--- BEGIN Supplied data ---
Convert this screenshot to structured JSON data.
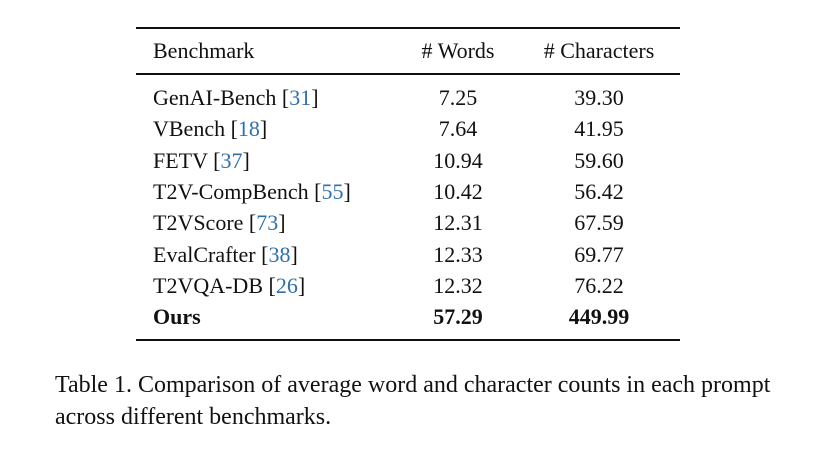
{
  "table": {
    "header": [
      "Benchmark",
      "# Words",
      "# Characters"
    ],
    "rows": [
      {
        "benchmark": [
          "GenAI-Bench [",
          "31",
          "]"
        ],
        "words": "7.25",
        "characters": "39.30"
      },
      {
        "benchmark": [
          "VBench [",
          "18",
          "]"
        ],
        "words": "7.64",
        "characters": "41.95"
      },
      {
        "benchmark": [
          "FETV [",
          "37",
          "]"
        ],
        "words": "10.94",
        "characters": "59.60"
      },
      {
        "benchmark": [
          "T2V-CompBench [",
          "55",
          "]"
        ],
        "words": "10.42",
        "characters": "56.42"
      },
      {
        "benchmark": [
          "T2VScore [",
          "73",
          "]"
        ],
        "words": "12.31",
        "characters": "67.59"
      },
      {
        "benchmark": [
          "EvalCrafter [",
          "38",
          "]"
        ],
        "words": "12.33",
        "characters": "69.77"
      },
      {
        "benchmark": [
          "T2VQA-DB [",
          "26",
          "]"
        ],
        "words": "12.32",
        "characters": "76.22"
      }
    ],
    "total": {
      "benchmark": "Ours",
      "words": "57.29",
      "characters": "449.99"
    }
  },
  "caption": "Table 1. Comparison of average word and character counts in each prompt across different benchmarks."
}
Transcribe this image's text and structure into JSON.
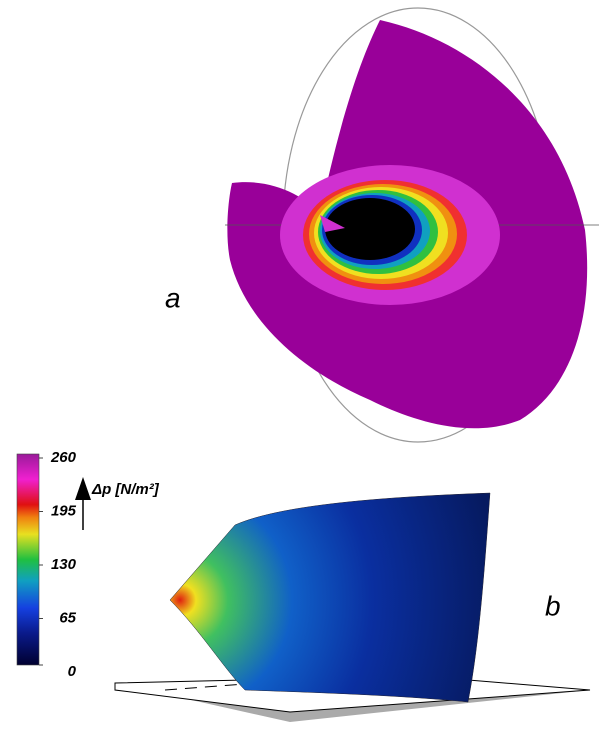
{
  "panels": {
    "a": "a",
    "b": "b"
  },
  "colorbar": {
    "label": "Δp [N/m²]",
    "lim": [
      0,
      260
    ],
    "ticks": [
      0,
      65,
      130,
      195,
      260
    ]
  }
}
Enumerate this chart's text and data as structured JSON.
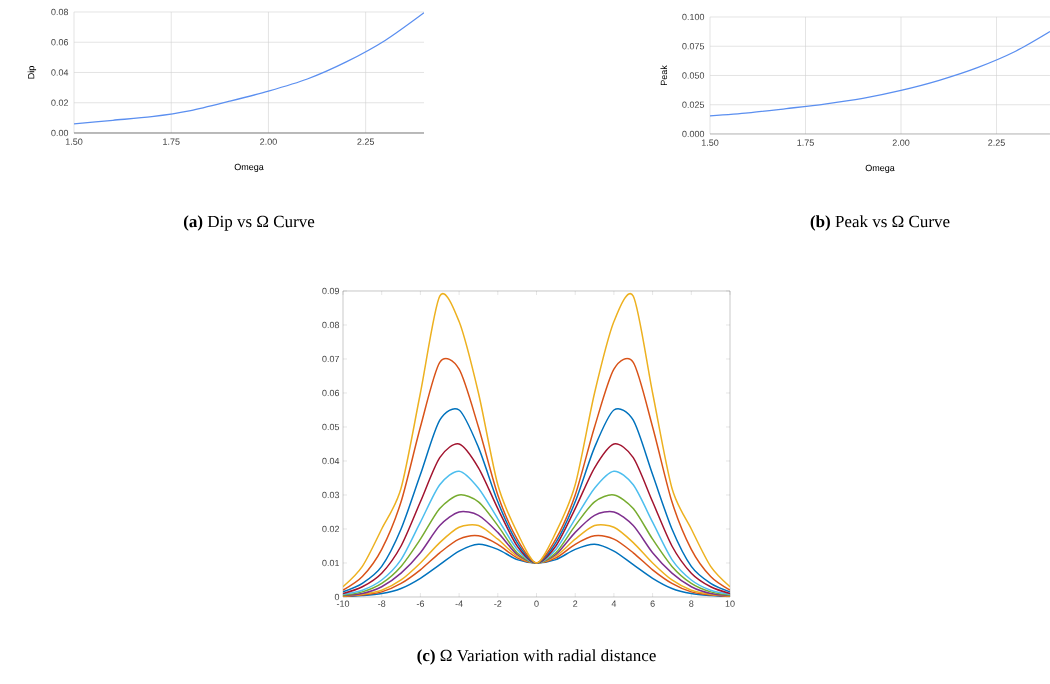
{
  "chart_data": [
    {
      "type": "line",
      "title": "**(a)** Dip vs Ω Curve",
      "xlabel": "Omega",
      "ylabel": "Dip",
      "x": [
        1.5,
        1.6,
        1.7,
        1.8,
        1.9,
        2.0,
        2.1,
        2.2,
        2.3,
        2.4
      ],
      "series": [
        {
          "color": "#5b8ff0",
          "values": [
            0.006,
            0.0084,
            0.0108,
            0.0148,
            0.021,
            0.0277,
            0.0357,
            0.047,
            0.0612,
            0.0795
          ]
        }
      ],
      "xlim": [
        1.5,
        2.4
      ],
      "ylim": [
        0,
        0.08
      ],
      "xticks": [
        {
          "value": 1.5,
          "label": "1.50"
        },
        {
          "value": 1.75,
          "label": "1.75"
        },
        {
          "value": 2.0,
          "label": "2.00"
        },
        {
          "value": 2.25,
          "label": "2.25"
        }
      ],
      "yticks": [
        {
          "value": 0,
          "label": "0.00"
        },
        {
          "value": 0.02,
          "label": "0.02"
        },
        {
          "value": 0.04,
          "label": "0.04"
        },
        {
          "value": 0.06,
          "label": "0.06"
        },
        {
          "value": 0.08,
          "label": "0.08"
        }
      ],
      "grid": true
    },
    {
      "type": "line",
      "title": "**(b)** Peak vs Ω Curve",
      "xlabel": "Omega",
      "ylabel": "Peak",
      "x": [
        1.5,
        1.6,
        1.7,
        1.8,
        1.9,
        2.0,
        2.1,
        2.2,
        2.3,
        2.39
      ],
      "series": [
        {
          "color": "#5b8ff0",
          "values": [
            0.0154,
            0.018,
            0.0217,
            0.0256,
            0.0305,
            0.0373,
            0.0459,
            0.0567,
            0.0707,
            0.0875
          ]
        }
      ],
      "xlim": [
        1.5,
        2.39
      ],
      "ylim": [
        0,
        0.1
      ],
      "xticks": [
        {
          "value": 1.5,
          "label": "1.50"
        },
        {
          "value": 1.75,
          "label": "1.75"
        },
        {
          "value": 2.0,
          "label": "2.00"
        },
        {
          "value": 2.25,
          "label": "2.25"
        }
      ],
      "yticks": [
        {
          "value": 0,
          "label": "0.000"
        },
        {
          "value": 0.025,
          "label": "0.025"
        },
        {
          "value": 0.05,
          "label": "0.050"
        },
        {
          "value": 0.075,
          "label": "0.075"
        },
        {
          "value": 0.1,
          "label": "0.100"
        }
      ],
      "grid": true
    },
    {
      "type": "line",
      "title": "**(c)** Ω Variation with radial distance",
      "x": [
        -10,
        -9,
        -8,
        -7,
        -6,
        -5,
        -4,
        -3,
        -2,
        -1,
        0,
        1,
        2,
        3,
        4,
        5,
        6,
        7,
        8,
        9,
        10
      ],
      "series": [
        {
          "color": "#0072bd",
          "values": [
            0.0001,
            0.0004,
            0.001,
            0.0025,
            0.0055,
            0.0095,
            0.0135,
            0.0155,
            0.014,
            0.011,
            0.01,
            0.011,
            0.014,
            0.0155,
            0.0135,
            0.0095,
            0.0055,
            0.0025,
            0.001,
            0.0004,
            0.0001
          ]
        },
        {
          "color": "#d95319",
          "values": [
            0.0002,
            0.0006,
            0.0015,
            0.004,
            0.008,
            0.013,
            0.017,
            0.018,
            0.0155,
            0.0115,
            0.01,
            0.0115,
            0.0155,
            0.018,
            0.017,
            0.013,
            0.008,
            0.004,
            0.0015,
            0.0006,
            0.0002
          ]
        },
        {
          "color": "#edb120",
          "values": [
            0.0003,
            0.0008,
            0.002,
            0.005,
            0.01,
            0.016,
            0.0205,
            0.021,
            0.017,
            0.012,
            0.01,
            0.012,
            0.017,
            0.021,
            0.0205,
            0.016,
            0.01,
            0.005,
            0.002,
            0.0008,
            0.0003
          ]
        },
        {
          "color": "#7e2f8e",
          "values": [
            0.0004,
            0.001,
            0.003,
            0.007,
            0.013,
            0.021,
            0.025,
            0.024,
            0.019,
            0.0125,
            0.01,
            0.0125,
            0.019,
            0.024,
            0.025,
            0.021,
            0.013,
            0.007,
            0.003,
            0.001,
            0.0004
          ]
        },
        {
          "color": "#77ac30",
          "values": [
            0.0005,
            0.0015,
            0.004,
            0.009,
            0.017,
            0.026,
            0.03,
            0.028,
            0.021,
            0.013,
            0.01,
            0.013,
            0.021,
            0.028,
            0.03,
            0.026,
            0.017,
            0.009,
            0.004,
            0.0015,
            0.0005
          ]
        },
        {
          "color": "#4dbeee",
          "values": [
            0.0008,
            0.002,
            0.005,
            0.011,
            0.022,
            0.033,
            0.037,
            0.032,
            0.023,
            0.014,
            0.01,
            0.014,
            0.023,
            0.032,
            0.037,
            0.033,
            0.022,
            0.011,
            0.005,
            0.002,
            0.0008
          ]
        },
        {
          "color": "#a2142f",
          "values": [
            0.001,
            0.003,
            0.007,
            0.015,
            0.028,
            0.041,
            0.045,
            0.038,
            0.026,
            0.015,
            0.01,
            0.015,
            0.026,
            0.038,
            0.045,
            0.041,
            0.028,
            0.015,
            0.007,
            0.003,
            0.001
          ]
        },
        {
          "color": "#0072bd",
          "values": [
            0.0015,
            0.004,
            0.009,
            0.02,
            0.036,
            0.052,
            0.055,
            0.044,
            0.028,
            0.016,
            0.01,
            0.016,
            0.028,
            0.044,
            0.055,
            0.052,
            0.036,
            0.02,
            0.009,
            0.004,
            0.0015
          ]
        },
        {
          "color": "#d95319",
          "values": [
            0.002,
            0.006,
            0.014,
            0.028,
            0.05,
            0.069,
            0.067,
            0.05,
            0.03,
            0.017,
            0.01,
            0.017,
            0.03,
            0.05,
            0.067,
            0.069,
            0.05,
            0.028,
            0.014,
            0.006,
            0.002
          ]
        },
        {
          "color": "#edb120",
          "values": [
            0.003,
            0.009,
            0.02,
            0.032,
            0.06,
            0.0885,
            0.081,
            0.06,
            0.033,
            0.019,
            0.01,
            0.019,
            0.033,
            0.06,
            0.081,
            0.0885,
            0.06,
            0.032,
            0.02,
            0.009,
            0.003
          ]
        }
      ],
      "xlim": [
        -10,
        10
      ],
      "ylim": [
        0,
        0.09
      ],
      "xticks": [
        -10,
        -8,
        -6,
        -4,
        -2,
        0,
        2,
        4,
        6,
        8,
        10
      ],
      "yticks": [
        0,
        0.01,
        0.02,
        0.03,
        0.04,
        0.05,
        0.06,
        0.07,
        0.08,
        0.09
      ]
    }
  ]
}
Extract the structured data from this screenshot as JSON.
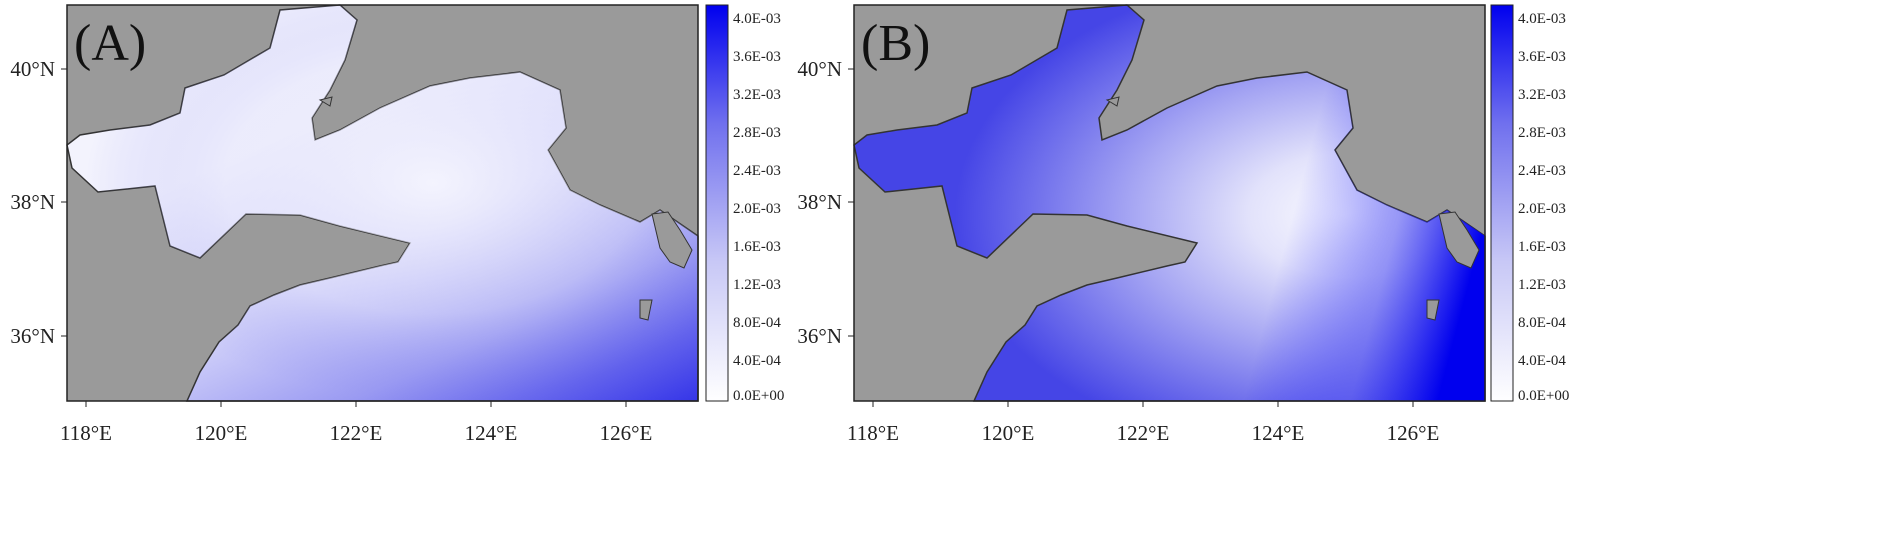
{
  "panels": [
    {
      "id": "A",
      "label": "(A)"
    },
    {
      "id": "B",
      "label": "(B)"
    }
  ],
  "axes": {
    "lon_ticks": [
      "118°E",
      "120°E",
      "122°E",
      "124°E",
      "126°E"
    ],
    "lat_ticks": [
      "40°N",
      "38°N",
      "36°N"
    ]
  },
  "colorbar": {
    "labels": [
      "4.0E-03",
      "3.6E-03",
      "3.2E-03",
      "2.8E-03",
      "2.4E-03",
      "2.0E-03",
      "1.6E-03",
      "1.2E-03",
      "8.0E-04",
      "4.0E-04",
      "0.0E+00"
    ],
    "color_min": "#ffffff",
    "color_max": "#0000ee"
  },
  "colors": {
    "land": "#9a9a9a",
    "coast": "#333333",
    "frame": "#222222"
  }
}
--- END Supplied data ---
◆ Written exercise: Select every line in the records above that contains the word "structured".

◆ Solution to this task:
Convert this screenshot to structured JSON data.
Enumerate this chart's text and data as structured JSON.
Extract the structured data from this screenshot as JSON.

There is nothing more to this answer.